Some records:

+--

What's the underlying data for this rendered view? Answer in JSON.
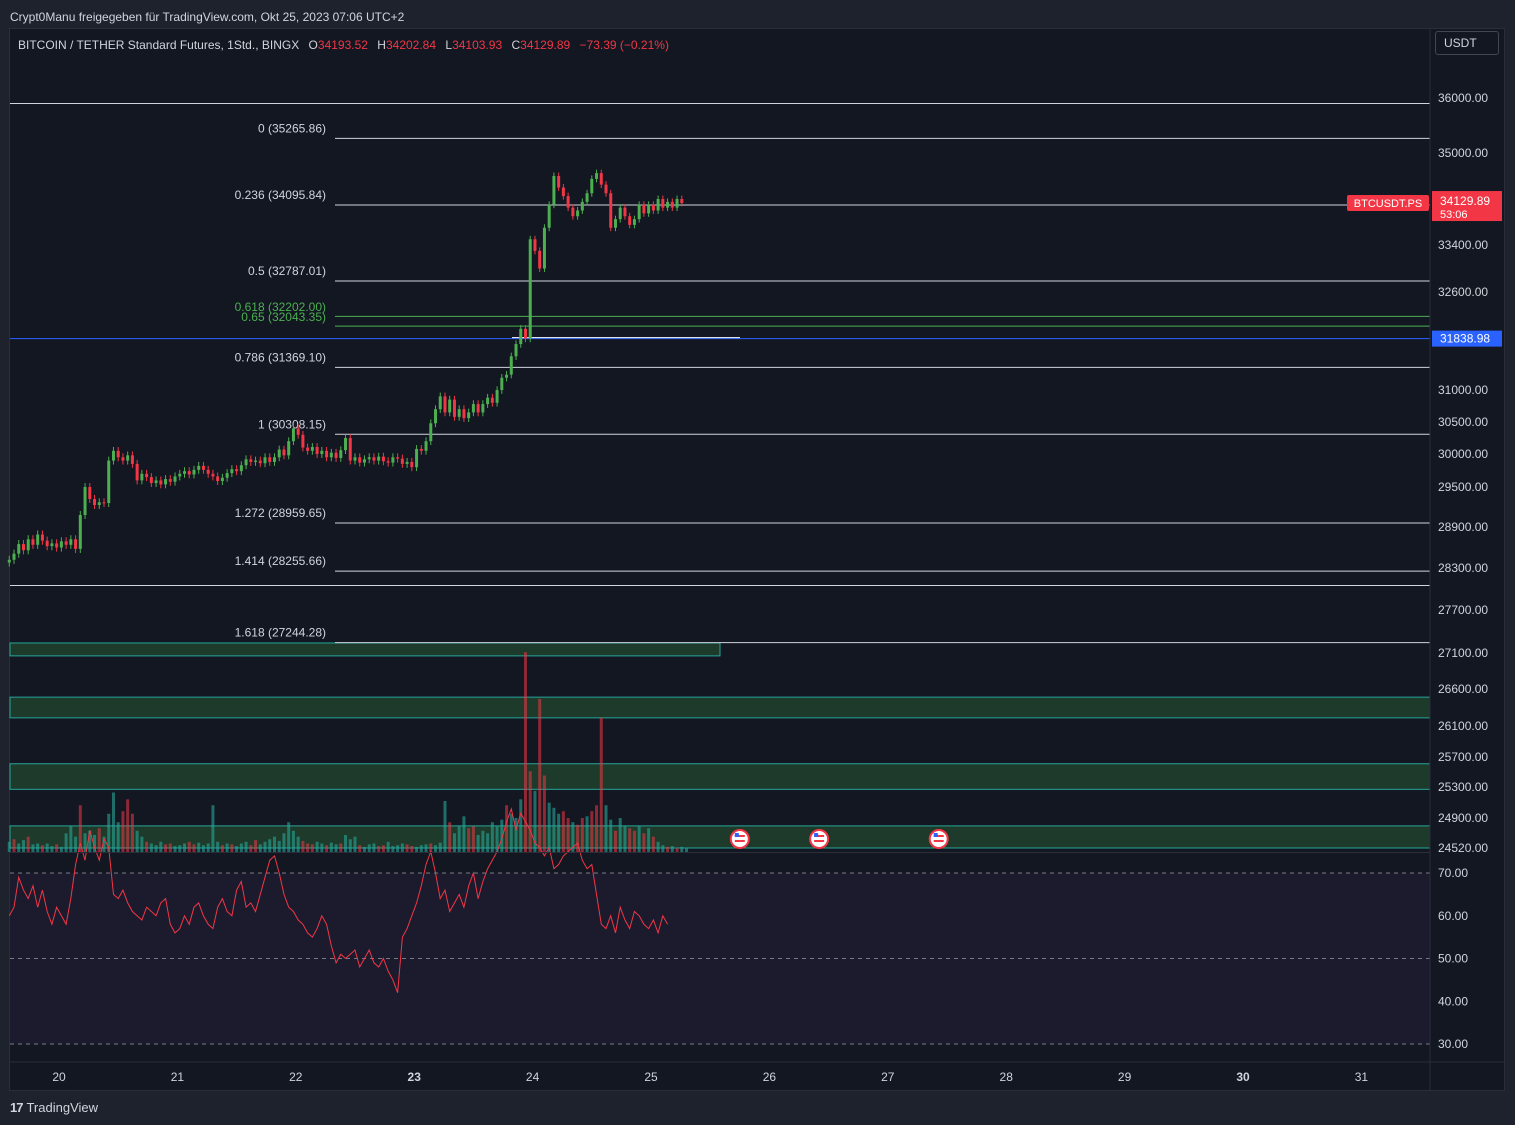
{
  "header": {
    "share_line": "Crypt0Manu freigegeben für TradingView.com, Okt 25, 2023 07:06 UTC+2"
  },
  "legend": {
    "symbol": "BITCOIN / TETHER Standard Futures, 1Std., BINGX",
    "open_label": "O",
    "open": "34193.52",
    "high_label": "H",
    "high": "34202.84",
    "low_label": "L",
    "low": "34103.93",
    "close_label": "C",
    "close": "34129.89",
    "change": "−73.39 (−0.21%)"
  },
  "currency": "USDT",
  "footer": {
    "brand": "TradingView",
    "mark": "17"
  },
  "colors": {
    "background": "#131722",
    "up": "#26a69a",
    "candle_up": "#4caf50",
    "down": "#f23645",
    "fib_line": "#d1d4dc",
    "fib_green": "#4caf50",
    "hline_blue": "#2962ff",
    "zone_fill": "#1e3a2a",
    "zone_border": "#26a69a",
    "rsi_line": "#f23645",
    "rsi_band": "#1c1b2e"
  },
  "chart_data": [
    {
      "type": "line",
      "description_key": "price",
      "symbol_tag": "BTCUSDT.PS",
      "last_price": "34129.89",
      "countdown": "53:06",
      "hline_price_label": "31838.98",
      "hline_price": 31838.98,
      "y_ticks": [
        {
          "value": 36000,
          "label": "36000.00"
        },
        {
          "value": 35000,
          "label": "35000.00"
        },
        {
          "value": 33400,
          "label": "33400.00"
        },
        {
          "value": 32600,
          "label": "32600.00"
        },
        {
          "value": 31000,
          "label": "31000.00"
        },
        {
          "value": 30500,
          "label": "30500.00"
        },
        {
          "value": 30000,
          "label": "30000.00"
        },
        {
          "value": 29500,
          "label": "29500.00"
        },
        {
          "value": 28900,
          "label": "28900.00"
        },
        {
          "value": 28300,
          "label": "28300.00"
        },
        {
          "value": 27700,
          "label": "27700.00"
        },
        {
          "value": 27100,
          "label": "27100.00"
        },
        {
          "value": 26600,
          "label": "26600.00"
        },
        {
          "value": 26100,
          "label": "26100.00"
        },
        {
          "value": 25700,
          "label": "25700.00"
        },
        {
          "value": 25300,
          "label": "25300.00"
        },
        {
          "value": 24900,
          "label": "24900.00"
        },
        {
          "value": 24520,
          "label": "24520.00"
        }
      ],
      "x_ticks": [
        {
          "day": 20,
          "label": "20",
          "bold": false
        },
        {
          "day": 21,
          "label": "21",
          "bold": false
        },
        {
          "day": 22,
          "label": "22",
          "bold": false
        },
        {
          "day": 23,
          "label": "23",
          "bold": true
        },
        {
          "day": 24,
          "label": "24",
          "bold": false
        },
        {
          "day": 25,
          "label": "25",
          "bold": false
        },
        {
          "day": 26,
          "label": "26",
          "bold": false
        },
        {
          "day": 27,
          "label": "27",
          "bold": false
        },
        {
          "day": 28,
          "label": "28",
          "bold": false
        },
        {
          "day": 29,
          "label": "29",
          "bold": false
        },
        {
          "day": 30,
          "label": "30",
          "bold": true
        },
        {
          "day": 31,
          "label": "31",
          "bold": false
        }
      ],
      "fib_levels": [
        {
          "label": "0 (35265.86)",
          "price": 35265.86,
          "green": false
        },
        {
          "label": "0.236 (34095.84)",
          "price": 34095.84,
          "green": false
        },
        {
          "label": "0.5 (32787.01)",
          "price": 32787.01,
          "green": false
        },
        {
          "label": "0.618 (32202.00)",
          "price": 32202.0,
          "green": true
        },
        {
          "label": "0.65 (32043.35)",
          "price": 32043.35,
          "green": true
        },
        {
          "label": "0.786 (31369.10)",
          "price": 31369.1,
          "green": false
        },
        {
          "label": "1 (30308.15)",
          "price": 30308.15,
          "green": false
        },
        {
          "label": "1.272 (28959.65)",
          "price": 28959.65,
          "green": false
        },
        {
          "label": "1.414 (28255.66)",
          "price": 28255.66,
          "green": false
        },
        {
          "label": "1.618 (27244.28)",
          "price": 27244.28,
          "green": false
        }
      ],
      "full_hlines": [
        35900,
        28050
      ],
      "zones": [
        {
          "top": 27240,
          "bottom": 27060
        },
        {
          "top": 26490,
          "bottom": 26210
        },
        {
          "top": 25610,
          "bottom": 25270
        },
        {
          "top": 24800,
          "bottom": 24520
        }
      ],
      "close_series": [
        {
          "day": 19.58,
          "close": 28420
        },
        {
          "day": 19.62,
          "close": 28510
        },
        {
          "day": 19.66,
          "close": 28650
        },
        {
          "day": 19.7,
          "close": 28560
        },
        {
          "day": 19.74,
          "close": 28720
        },
        {
          "day": 19.78,
          "close": 28640
        },
        {
          "day": 19.82,
          "close": 28790
        },
        {
          "day": 19.86,
          "close": 28700
        },
        {
          "day": 19.9,
          "close": 28620
        },
        {
          "day": 19.94,
          "close": 28660
        },
        {
          "day": 19.98,
          "close": 28600
        },
        {
          "day": 20.02,
          "close": 28690
        },
        {
          "day": 20.06,
          "close": 28640
        },
        {
          "day": 20.1,
          "close": 28720
        },
        {
          "day": 20.14,
          "close": 28580
        },
        {
          "day": 20.18,
          "close": 29080
        },
        {
          "day": 20.22,
          "close": 29500
        },
        {
          "day": 20.26,
          "close": 29320
        },
        {
          "day": 20.3,
          "close": 29230
        },
        {
          "day": 20.34,
          "close": 29270
        },
        {
          "day": 20.38,
          "close": 29260
        },
        {
          "day": 20.42,
          "close": 29900
        },
        {
          "day": 20.46,
          "close": 30050
        },
        {
          "day": 20.5,
          "close": 29950
        },
        {
          "day": 20.54,
          "close": 29900
        },
        {
          "day": 20.58,
          "close": 29980
        },
        {
          "day": 20.62,
          "close": 29850
        },
        {
          "day": 20.66,
          "close": 29600
        },
        {
          "day": 20.7,
          "close": 29700
        },
        {
          "day": 20.74,
          "close": 29650
        },
        {
          "day": 20.78,
          "close": 29560
        },
        {
          "day": 20.82,
          "close": 29600
        },
        {
          "day": 20.86,
          "close": 29540
        },
        {
          "day": 20.9,
          "close": 29620
        },
        {
          "day": 20.94,
          "close": 29580
        },
        {
          "day": 20.98,
          "close": 29660
        },
        {
          "day": 21.02,
          "close": 29700
        },
        {
          "day": 21.06,
          "close": 29740
        },
        {
          "day": 21.1,
          "close": 29690
        },
        {
          "day": 21.14,
          "close": 29760
        },
        {
          "day": 21.18,
          "close": 29820
        },
        {
          "day": 21.22,
          "close": 29760
        },
        {
          "day": 21.26,
          "close": 29700
        },
        {
          "day": 21.3,
          "close": 29660
        },
        {
          "day": 21.34,
          "close": 29590
        },
        {
          "day": 21.38,
          "close": 29640
        },
        {
          "day": 21.42,
          "close": 29710
        },
        {
          "day": 21.46,
          "close": 29770
        },
        {
          "day": 21.5,
          "close": 29740
        },
        {
          "day": 21.54,
          "close": 29830
        },
        {
          "day": 21.58,
          "close": 29920
        },
        {
          "day": 21.62,
          "close": 29880
        },
        {
          "day": 21.66,
          "close": 29900
        },
        {
          "day": 21.7,
          "close": 29860
        },
        {
          "day": 21.74,
          "close": 29950
        },
        {
          "day": 21.78,
          "close": 29880
        },
        {
          "day": 21.82,
          "close": 29950
        },
        {
          "day": 21.86,
          "close": 30070
        },
        {
          "day": 21.9,
          "close": 29980
        },
        {
          "day": 21.94,
          "close": 30200
        },
        {
          "day": 21.98,
          "close": 30400
        },
        {
          "day": 22.02,
          "close": 30300
        },
        {
          "day": 22.06,
          "close": 30100
        },
        {
          "day": 22.1,
          "close": 30050
        },
        {
          "day": 22.14,
          "close": 30110
        },
        {
          "day": 22.18,
          "close": 30000
        },
        {
          "day": 22.22,
          "close": 30050
        },
        {
          "day": 22.26,
          "close": 29950
        },
        {
          "day": 22.3,
          "close": 30020
        },
        {
          "day": 22.34,
          "close": 29940
        },
        {
          "day": 22.38,
          "close": 30060
        },
        {
          "day": 22.42,
          "close": 30250
        },
        {
          "day": 22.46,
          "close": 29900
        },
        {
          "day": 22.5,
          "close": 29950
        },
        {
          "day": 22.54,
          "close": 29870
        },
        {
          "day": 22.58,
          "close": 29920
        },
        {
          "day": 22.62,
          "close": 29950
        },
        {
          "day": 22.66,
          "close": 29900
        },
        {
          "day": 22.7,
          "close": 29960
        },
        {
          "day": 22.74,
          "close": 29890
        },
        {
          "day": 22.78,
          "close": 29870
        },
        {
          "day": 22.82,
          "close": 29950
        },
        {
          "day": 22.86,
          "close": 29930
        },
        {
          "day": 22.9,
          "close": 29850
        },
        {
          "day": 22.94,
          "close": 29880
        },
        {
          "day": 22.98,
          "close": 29800
        },
        {
          "day": 23.02,
          "close": 30080
        },
        {
          "day": 23.06,
          "close": 30050
        },
        {
          "day": 23.1,
          "close": 30200
        },
        {
          "day": 23.14,
          "close": 30480
        },
        {
          "day": 23.18,
          "close": 30700
        },
        {
          "day": 23.22,
          "close": 30900
        },
        {
          "day": 23.26,
          "close": 30650
        },
        {
          "day": 23.3,
          "close": 30850
        },
        {
          "day": 23.34,
          "close": 30580
        },
        {
          "day": 23.38,
          "close": 30700
        },
        {
          "day": 23.42,
          "close": 30560
        },
        {
          "day": 23.46,
          "close": 30650
        },
        {
          "day": 23.5,
          "close": 30780
        },
        {
          "day": 23.54,
          "close": 30650
        },
        {
          "day": 23.58,
          "close": 30780
        },
        {
          "day": 23.62,
          "close": 30880
        },
        {
          "day": 23.66,
          "close": 30800
        },
        {
          "day": 23.7,
          "close": 31000
        },
        {
          "day": 23.74,
          "close": 31200
        },
        {
          "day": 23.78,
          "close": 31250
        },
        {
          "day": 23.82,
          "close": 31550
        },
        {
          "day": 23.86,
          "close": 31750
        },
        {
          "day": 23.9,
          "close": 32000
        },
        {
          "day": 23.94,
          "close": 31840
        },
        {
          "day": 23.98,
          "close": 33500
        },
        {
          "day": 24.02,
          "close": 33300
        },
        {
          "day": 24.06,
          "close": 33000
        },
        {
          "day": 24.1,
          "close": 33700
        },
        {
          "day": 24.14,
          "close": 34100
        },
        {
          "day": 24.18,
          "close": 34600
        },
        {
          "day": 24.22,
          "close": 34400
        },
        {
          "day": 24.26,
          "close": 34250
        },
        {
          "day": 24.3,
          "close": 34050
        },
        {
          "day": 24.34,
          "close": 33900
        },
        {
          "day": 24.38,
          "close": 34000
        },
        {
          "day": 24.42,
          "close": 34150
        },
        {
          "day": 24.46,
          "close": 34300
        },
        {
          "day": 24.5,
          "close": 34550
        },
        {
          "day": 24.54,
          "close": 34650
        },
        {
          "day": 24.58,
          "close": 34450
        },
        {
          "day": 24.62,
          "close": 34300
        },
        {
          "day": 24.66,
          "close": 33700
        },
        {
          "day": 24.7,
          "close": 33850
        },
        {
          "day": 24.74,
          "close": 34050
        },
        {
          "day": 24.78,
          "close": 33900
        },
        {
          "day": 24.82,
          "close": 33750
        },
        {
          "day": 24.86,
          "close": 33850
        },
        {
          "day": 24.9,
          "close": 34100
        },
        {
          "day": 24.94,
          "close": 33950
        },
        {
          "day": 24.98,
          "close": 34100
        },
        {
          "day": 25.02,
          "close": 34000
        },
        {
          "day": 25.06,
          "close": 34200
        },
        {
          "day": 25.1,
          "close": 34050
        },
        {
          "day": 25.14,
          "close": 34150
        },
        {
          "day": 25.18,
          "close": 34050
        },
        {
          "day": 25.22,
          "close": 34200
        },
        {
          "day": 25.26,
          "close": 34130
        }
      ],
      "event_markers_days": [
        25.75,
        26.42,
        27.43
      ]
    },
    {
      "type": "bar",
      "description_key": "volume",
      "values_relative": [
        0.12,
        0.15,
        0.1,
        0.14,
        0.18,
        0.09,
        0.1,
        0.08,
        0.1,
        0.07,
        0.09,
        0.06,
        0.22,
        0.3,
        0.18,
        0.55,
        0.22,
        0.25,
        0.2,
        0.28,
        0.18,
        0.45,
        0.7,
        0.35,
        0.48,
        0.62,
        0.45,
        0.25,
        0.18,
        0.12,
        0.1,
        0.08,
        0.12,
        0.09,
        0.1,
        0.07,
        0.08,
        0.1,
        0.12,
        0.09,
        0.11,
        0.08,
        0.1,
        0.55,
        0.12,
        0.08,
        0.1,
        0.09,
        0.07,
        0.1,
        0.12,
        0.08,
        0.14,
        0.09,
        0.12,
        0.15,
        0.18,
        0.13,
        0.22,
        0.35,
        0.25,
        0.18,
        0.13,
        0.1,
        0.09,
        0.12,
        0.1,
        0.08,
        0.11,
        0.09,
        0.1,
        0.2,
        0.15,
        0.18,
        0.08,
        0.06,
        0.09,
        0.1,
        0.07,
        0.08,
        0.12,
        0.07,
        0.08,
        0.1,
        0.09,
        0.07,
        0.06,
        0.08,
        0.09,
        0.1,
        0.08,
        0.11,
        0.6,
        0.35,
        0.22,
        0.3,
        0.42,
        0.28,
        0.3,
        0.2,
        0.25,
        0.22,
        0.35,
        0.3,
        0.38,
        0.55,
        0.45,
        0.4,
        0.62,
        2.35,
        0.95,
        0.72,
        1.8,
        0.9,
        0.58,
        0.52,
        0.45,
        0.48,
        0.4,
        0.35,
        0.32,
        0.4,
        0.42,
        0.48,
        0.55,
        1.58,
        0.55,
        0.38,
        0.25,
        0.4,
        0.3,
        0.28,
        0.25,
        0.3,
        0.22,
        0.28,
        0.18,
        0.12,
        0.08,
        0.06,
        0.07,
        0.05,
        0.06,
        0.04
      ],
      "directions": "uduuduuduuduuuuduuuduuuuddduuduuudduuudduuuuududuuudduuuuuuuuuddduuduuduuuduuudduuuudduuuduuuduuudduuuuuuduuuddudduuuddudduddduuduuddududuud"
    },
    {
      "type": "line",
      "description_key": "rsi",
      "y_ticks": [
        {
          "value": 70,
          "label": "70.00"
        },
        {
          "value": 60,
          "label": "60.00"
        },
        {
          "value": 50,
          "label": "50.00"
        },
        {
          "value": 40,
          "label": "40.00"
        },
        {
          "value": 30,
          "label": "30.00"
        }
      ],
      "band_upper": 70,
      "band_lower": 30,
      "mid": 50,
      "values": [
        60,
        62,
        69,
        66,
        64,
        67,
        62,
        66,
        61,
        58,
        62,
        60,
        58,
        64,
        72,
        77,
        73,
        80,
        76,
        73,
        78,
        76,
        65,
        64,
        66,
        63,
        61,
        60,
        59,
        62,
        61,
        60,
        63,
        64,
        58,
        56,
        57,
        60,
        58,
        62,
        63,
        60,
        58,
        57,
        62,
        64,
        61,
        60,
        66,
        68,
        62,
        63,
        61,
        65,
        69,
        73,
        74,
        70,
        65,
        62,
        61,
        59,
        58,
        56,
        55,
        57,
        60,
        58,
        53,
        49,
        51,
        50,
        51,
        52,
        48,
        50,
        52,
        49,
        48,
        50,
        47,
        45,
        42,
        55,
        57,
        60,
        63,
        67,
        72,
        75,
        70,
        64,
        66,
        61,
        63,
        65,
        62,
        67,
        70,
        64,
        68,
        71,
        73,
        75,
        78,
        82,
        85,
        80,
        84,
        82,
        80,
        77,
        76,
        74,
        76,
        71,
        72,
        74,
        75,
        76,
        77,
        73,
        71,
        72,
        65,
        58,
        57,
        60,
        56,
        62,
        59,
        57,
        61,
        60,
        58,
        57,
        59,
        56,
        60,
        58
      ],
      "x_start_day": 19.58,
      "x_step_day": 0.04
    }
  ]
}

+--

■ Written problem: Each line that holds the word "TradingView" should be extracted from the records.

■ Answer:
    "share_line": "Crypt0Manu freigegeben für TradingView.com, Okt 25, 2023 07:06 UTC+2"
    "brand": "TradingView",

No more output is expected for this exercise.